◆ **GIVEN EXERCISE**
Collect all lines containing the word "liées" from the data.

◆ **Dataset items**
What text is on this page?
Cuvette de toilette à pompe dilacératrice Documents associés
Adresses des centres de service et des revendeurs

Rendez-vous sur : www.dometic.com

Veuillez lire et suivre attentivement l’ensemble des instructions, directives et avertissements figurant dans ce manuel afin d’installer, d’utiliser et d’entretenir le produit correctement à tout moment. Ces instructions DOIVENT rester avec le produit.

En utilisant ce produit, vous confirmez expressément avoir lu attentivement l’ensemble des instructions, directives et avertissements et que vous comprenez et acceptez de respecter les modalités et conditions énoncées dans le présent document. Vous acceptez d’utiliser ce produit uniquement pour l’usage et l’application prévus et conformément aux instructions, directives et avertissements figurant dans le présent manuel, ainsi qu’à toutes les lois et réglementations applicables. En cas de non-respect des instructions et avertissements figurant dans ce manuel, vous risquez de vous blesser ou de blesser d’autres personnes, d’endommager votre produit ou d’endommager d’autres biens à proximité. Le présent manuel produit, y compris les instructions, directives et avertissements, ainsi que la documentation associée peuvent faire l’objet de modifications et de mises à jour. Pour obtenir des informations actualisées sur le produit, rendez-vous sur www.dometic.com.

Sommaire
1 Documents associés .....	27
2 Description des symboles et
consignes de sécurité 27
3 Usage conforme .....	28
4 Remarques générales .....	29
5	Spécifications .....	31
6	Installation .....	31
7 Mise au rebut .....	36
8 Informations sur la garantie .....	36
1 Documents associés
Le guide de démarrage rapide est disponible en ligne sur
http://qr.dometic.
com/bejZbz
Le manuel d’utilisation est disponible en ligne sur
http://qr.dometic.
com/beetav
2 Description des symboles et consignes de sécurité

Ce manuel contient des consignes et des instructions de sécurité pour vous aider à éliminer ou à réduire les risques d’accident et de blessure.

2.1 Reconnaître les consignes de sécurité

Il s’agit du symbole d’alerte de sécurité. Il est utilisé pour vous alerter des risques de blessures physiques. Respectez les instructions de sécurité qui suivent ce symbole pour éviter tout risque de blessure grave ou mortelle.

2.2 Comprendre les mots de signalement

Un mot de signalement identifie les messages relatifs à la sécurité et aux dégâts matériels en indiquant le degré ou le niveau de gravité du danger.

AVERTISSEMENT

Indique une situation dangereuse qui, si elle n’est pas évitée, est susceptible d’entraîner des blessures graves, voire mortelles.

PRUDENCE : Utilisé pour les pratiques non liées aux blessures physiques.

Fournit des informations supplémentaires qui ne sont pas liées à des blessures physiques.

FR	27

◆ **ANSWER TO THE TASK**
PRUDENCE : Utilisé pour les pratiques non liées aux blessures physiques.
Fournit des informations supplémentaires qui ne sont pas liées à des blessures physiques.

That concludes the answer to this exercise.